**REQUIRED TASK:** Report each line of the data that includes the word "collision".

[begin GIVEN RECORDS]

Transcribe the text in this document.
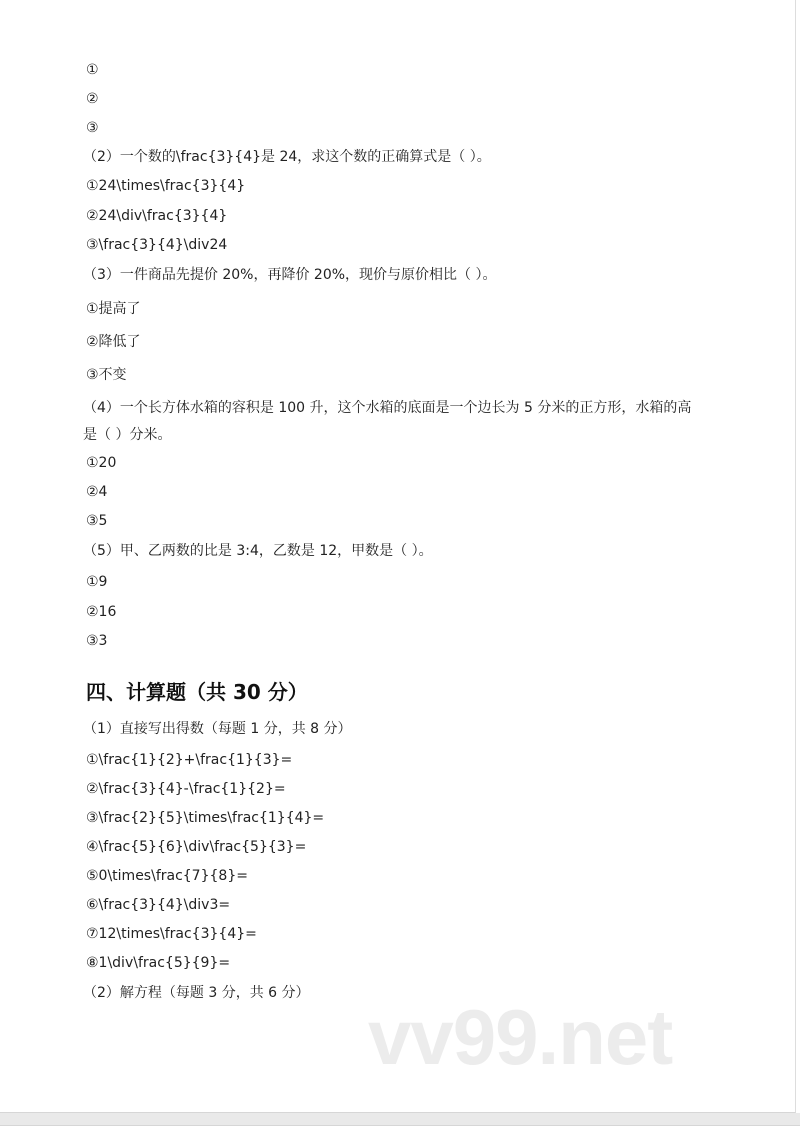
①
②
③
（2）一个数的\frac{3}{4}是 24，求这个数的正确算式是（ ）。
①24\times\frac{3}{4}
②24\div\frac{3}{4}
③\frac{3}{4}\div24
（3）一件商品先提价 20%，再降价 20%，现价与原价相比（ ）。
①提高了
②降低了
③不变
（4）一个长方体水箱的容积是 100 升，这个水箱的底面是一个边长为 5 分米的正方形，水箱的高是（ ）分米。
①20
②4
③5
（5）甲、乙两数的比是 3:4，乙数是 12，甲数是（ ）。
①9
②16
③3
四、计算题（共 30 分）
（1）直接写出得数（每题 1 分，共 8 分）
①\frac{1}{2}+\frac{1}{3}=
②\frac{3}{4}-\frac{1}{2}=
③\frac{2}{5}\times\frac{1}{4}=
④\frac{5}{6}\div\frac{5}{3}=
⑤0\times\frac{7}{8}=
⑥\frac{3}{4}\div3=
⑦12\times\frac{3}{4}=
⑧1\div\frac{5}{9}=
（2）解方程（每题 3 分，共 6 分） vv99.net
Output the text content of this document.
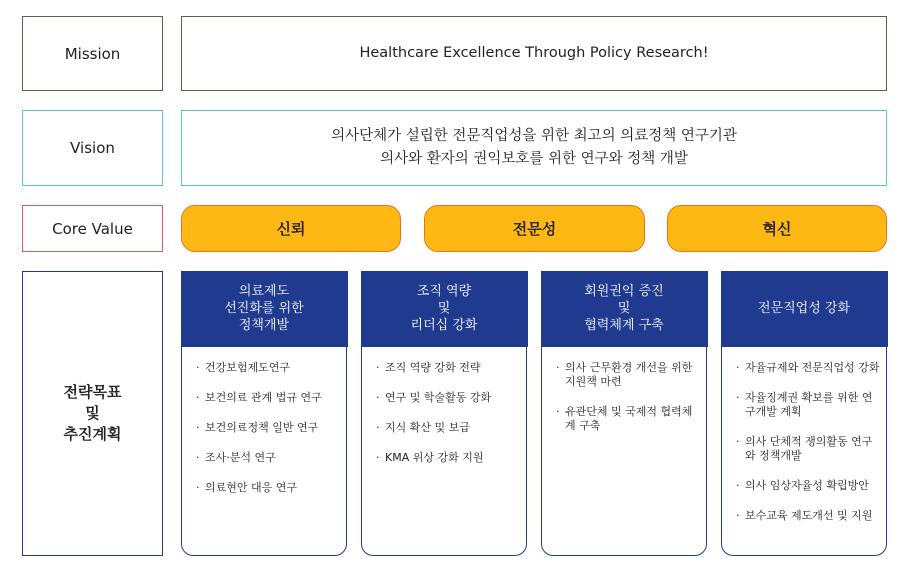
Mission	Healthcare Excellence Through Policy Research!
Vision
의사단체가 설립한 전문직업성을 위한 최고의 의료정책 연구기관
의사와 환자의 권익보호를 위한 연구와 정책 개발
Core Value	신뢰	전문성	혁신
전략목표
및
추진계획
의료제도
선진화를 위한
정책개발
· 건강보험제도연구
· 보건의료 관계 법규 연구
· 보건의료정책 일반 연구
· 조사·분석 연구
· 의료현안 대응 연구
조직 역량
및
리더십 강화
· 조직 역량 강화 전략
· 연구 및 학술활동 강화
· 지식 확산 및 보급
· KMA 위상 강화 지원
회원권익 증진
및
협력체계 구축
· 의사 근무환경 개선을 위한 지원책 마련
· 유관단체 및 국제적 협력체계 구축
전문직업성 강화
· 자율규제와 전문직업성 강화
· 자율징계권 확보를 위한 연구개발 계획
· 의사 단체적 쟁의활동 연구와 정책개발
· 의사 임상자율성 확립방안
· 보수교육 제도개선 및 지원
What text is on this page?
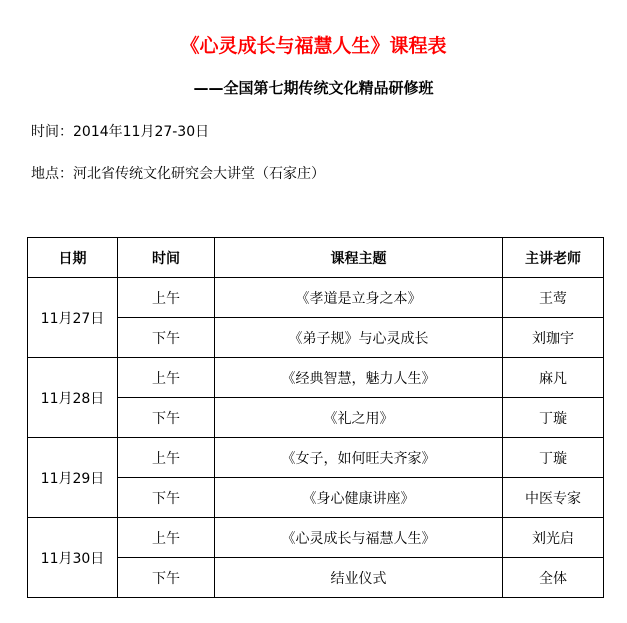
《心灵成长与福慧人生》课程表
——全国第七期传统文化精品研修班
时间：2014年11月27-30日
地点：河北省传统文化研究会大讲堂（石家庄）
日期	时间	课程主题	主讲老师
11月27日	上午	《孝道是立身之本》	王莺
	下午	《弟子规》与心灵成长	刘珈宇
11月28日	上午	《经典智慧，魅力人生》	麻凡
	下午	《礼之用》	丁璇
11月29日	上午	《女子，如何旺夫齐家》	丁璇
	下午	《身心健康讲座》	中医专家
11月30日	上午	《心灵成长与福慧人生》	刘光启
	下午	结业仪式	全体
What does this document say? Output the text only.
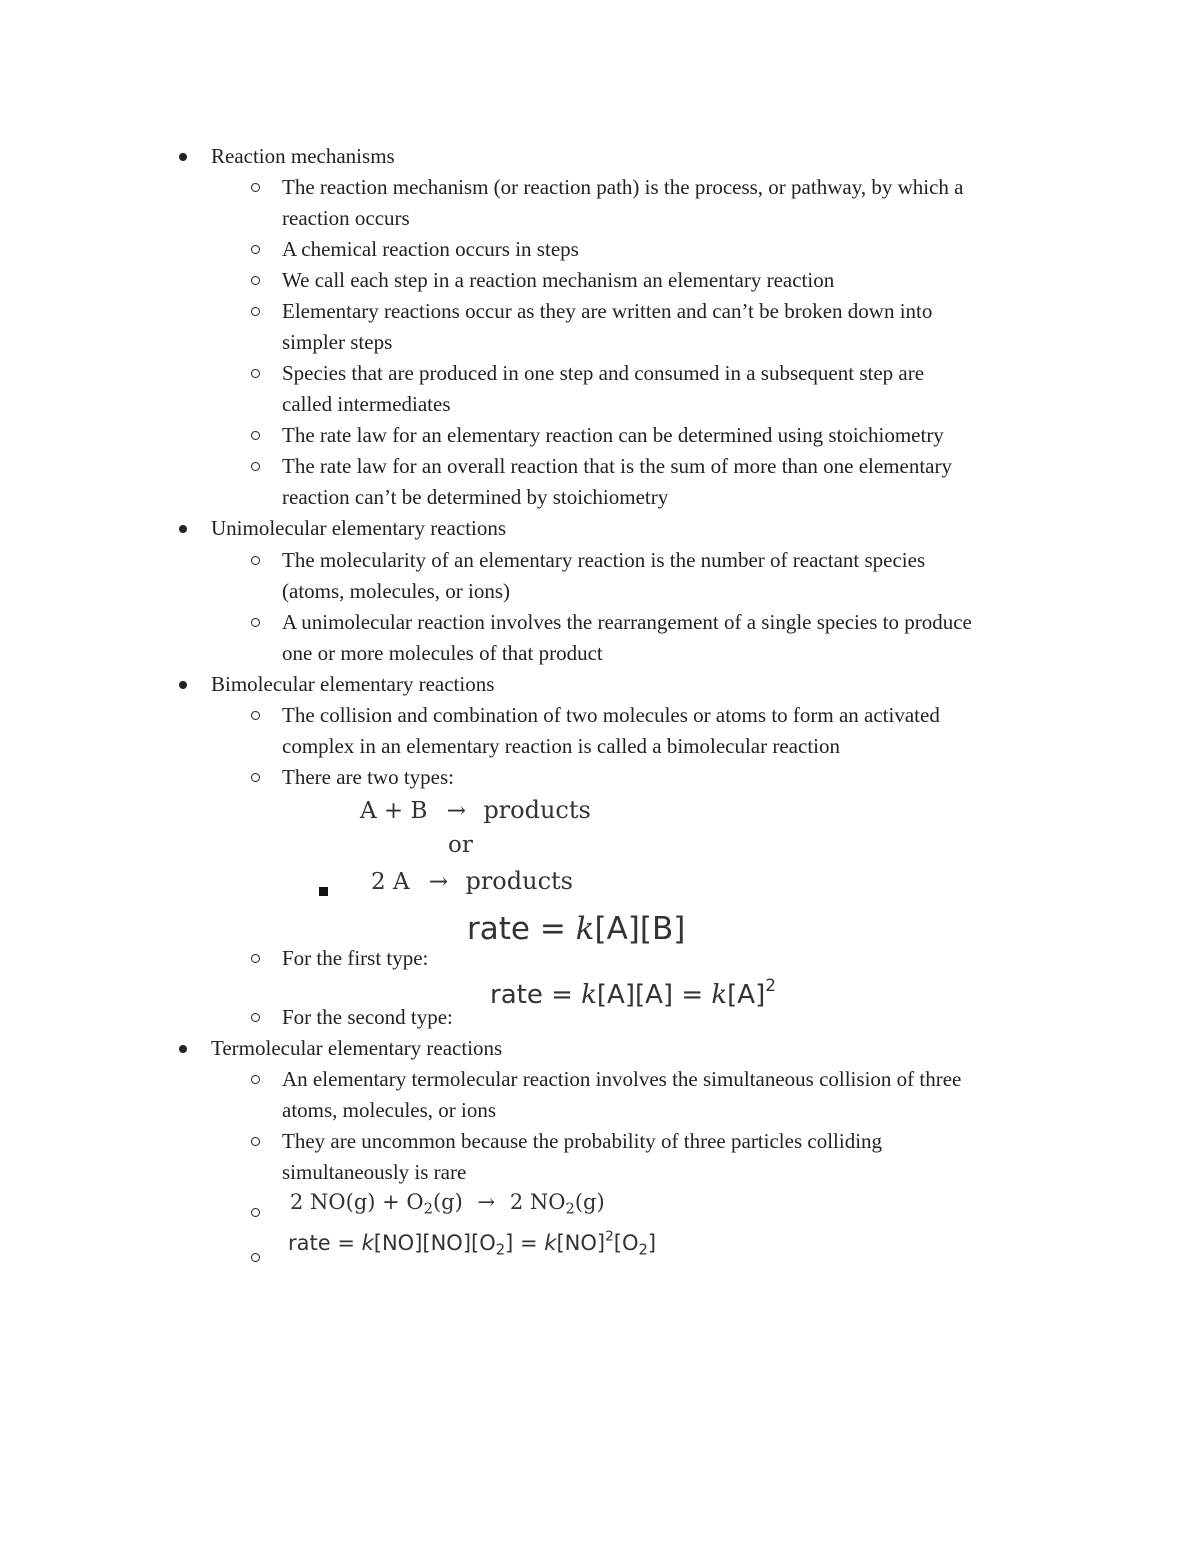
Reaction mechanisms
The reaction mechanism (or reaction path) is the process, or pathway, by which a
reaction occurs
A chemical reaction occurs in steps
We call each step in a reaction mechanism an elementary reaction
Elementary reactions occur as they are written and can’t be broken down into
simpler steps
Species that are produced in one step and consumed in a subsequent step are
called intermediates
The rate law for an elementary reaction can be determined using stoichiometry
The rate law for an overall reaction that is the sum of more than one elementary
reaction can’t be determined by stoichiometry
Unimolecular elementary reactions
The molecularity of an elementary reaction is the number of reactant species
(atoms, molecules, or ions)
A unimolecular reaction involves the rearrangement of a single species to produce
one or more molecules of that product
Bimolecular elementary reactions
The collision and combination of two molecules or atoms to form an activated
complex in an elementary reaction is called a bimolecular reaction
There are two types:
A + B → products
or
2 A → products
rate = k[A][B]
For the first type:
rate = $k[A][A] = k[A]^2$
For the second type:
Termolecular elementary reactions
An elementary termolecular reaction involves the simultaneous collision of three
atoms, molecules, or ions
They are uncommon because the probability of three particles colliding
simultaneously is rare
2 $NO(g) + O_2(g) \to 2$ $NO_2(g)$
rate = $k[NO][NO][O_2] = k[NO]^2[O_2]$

[end GIVEN RECORDS]

**FINAL RESULT:**
The collision and combination of two molecules or atoms to form an activated
An elementary termolecular reaction involves the simultaneous collision of three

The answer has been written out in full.